Stored records ▸
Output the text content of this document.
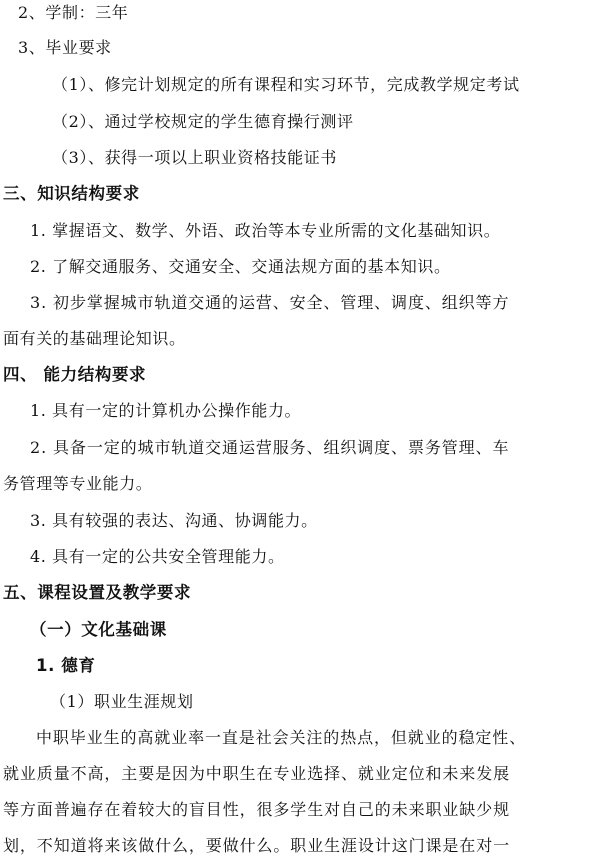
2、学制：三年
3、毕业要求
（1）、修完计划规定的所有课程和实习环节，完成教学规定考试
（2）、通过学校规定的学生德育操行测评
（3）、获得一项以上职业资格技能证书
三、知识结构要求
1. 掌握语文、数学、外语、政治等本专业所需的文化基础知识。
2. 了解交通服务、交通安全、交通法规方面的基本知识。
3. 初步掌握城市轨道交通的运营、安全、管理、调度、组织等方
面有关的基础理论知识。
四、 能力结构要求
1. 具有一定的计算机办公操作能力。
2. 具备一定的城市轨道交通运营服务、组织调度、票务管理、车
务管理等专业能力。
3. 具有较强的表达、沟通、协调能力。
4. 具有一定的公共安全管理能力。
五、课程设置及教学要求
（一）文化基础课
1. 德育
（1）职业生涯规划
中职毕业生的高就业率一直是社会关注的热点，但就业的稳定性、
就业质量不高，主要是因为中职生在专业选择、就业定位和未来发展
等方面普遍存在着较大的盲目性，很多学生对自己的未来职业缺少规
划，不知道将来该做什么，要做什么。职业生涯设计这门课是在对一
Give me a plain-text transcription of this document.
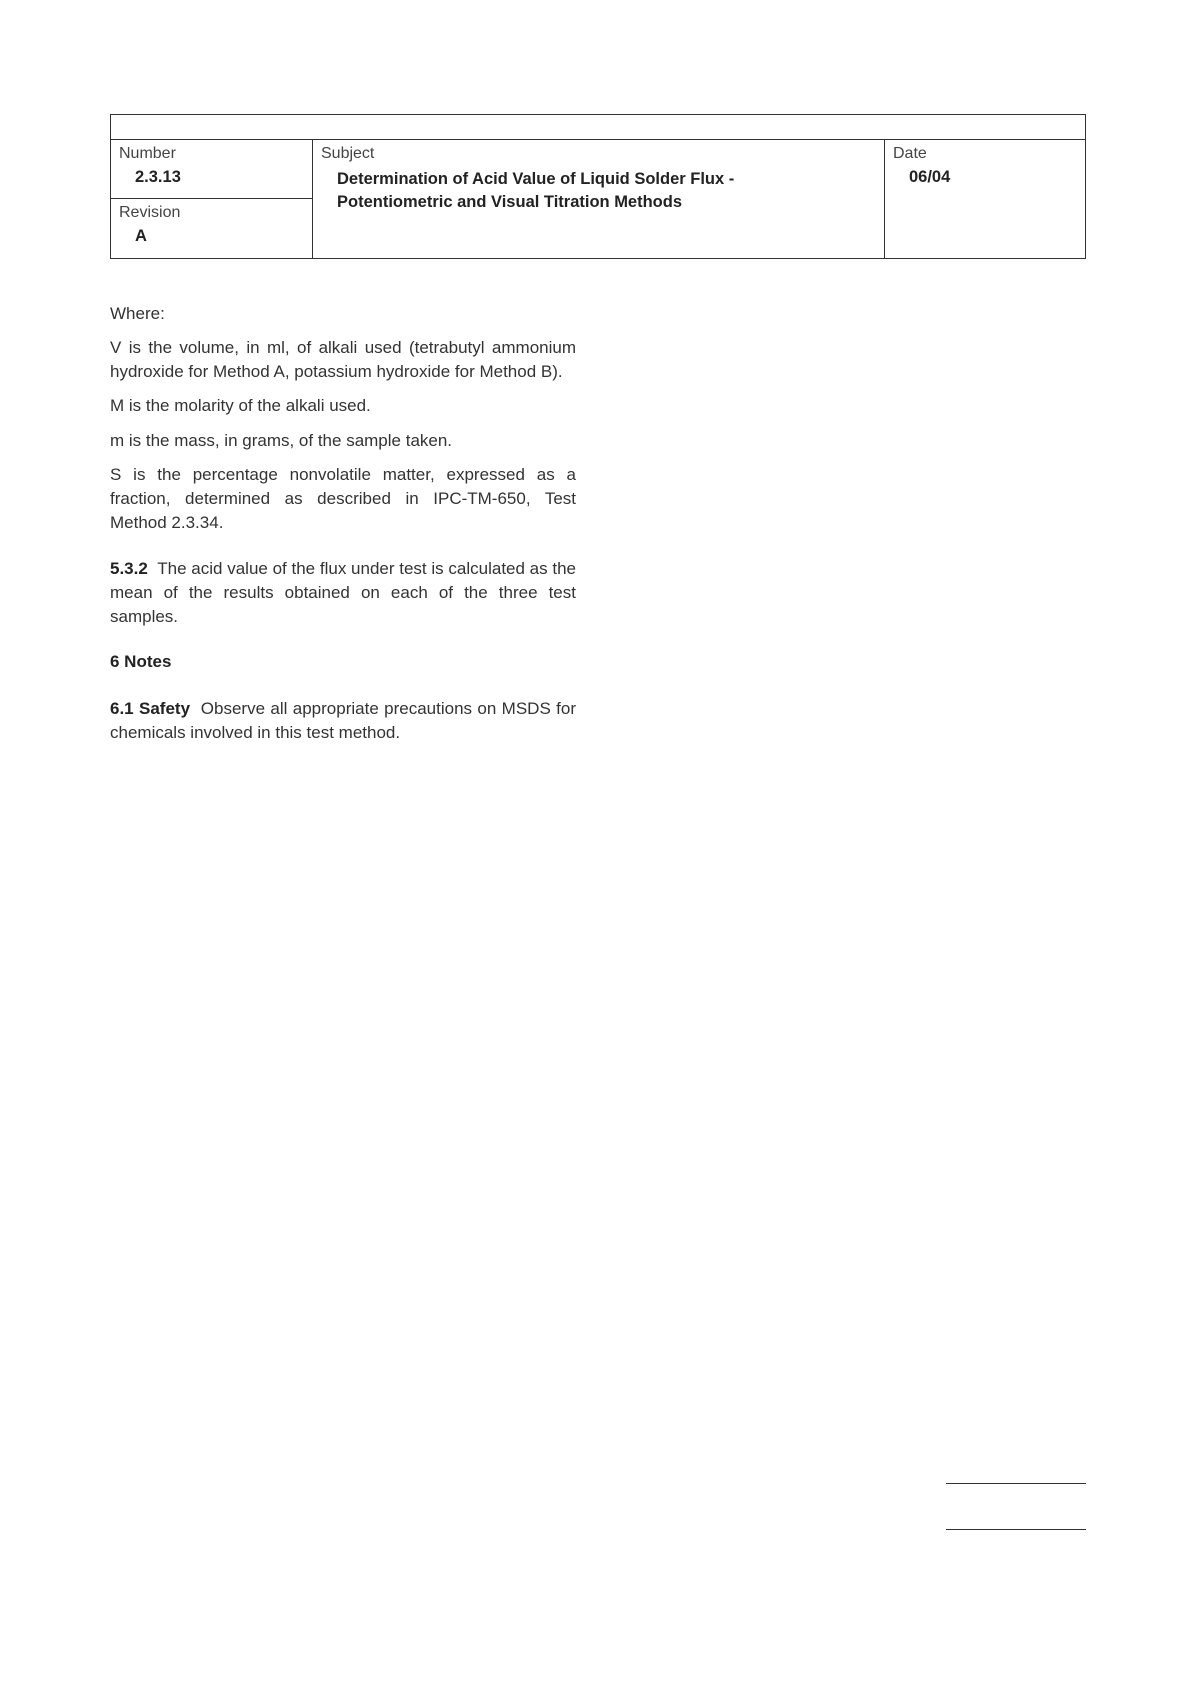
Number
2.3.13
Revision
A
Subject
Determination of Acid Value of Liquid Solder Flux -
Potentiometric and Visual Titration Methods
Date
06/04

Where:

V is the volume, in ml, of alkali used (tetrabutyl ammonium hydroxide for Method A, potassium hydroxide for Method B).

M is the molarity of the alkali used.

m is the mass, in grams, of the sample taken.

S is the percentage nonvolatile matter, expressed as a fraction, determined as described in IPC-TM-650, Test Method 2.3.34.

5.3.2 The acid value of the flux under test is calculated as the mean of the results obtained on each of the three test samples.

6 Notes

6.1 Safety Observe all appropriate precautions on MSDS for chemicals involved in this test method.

Problem statement ▸ Return every line above that contains the word "text".

Result of this task ▸
Output the text content of this document.
Give me a plain-text transcription of this document.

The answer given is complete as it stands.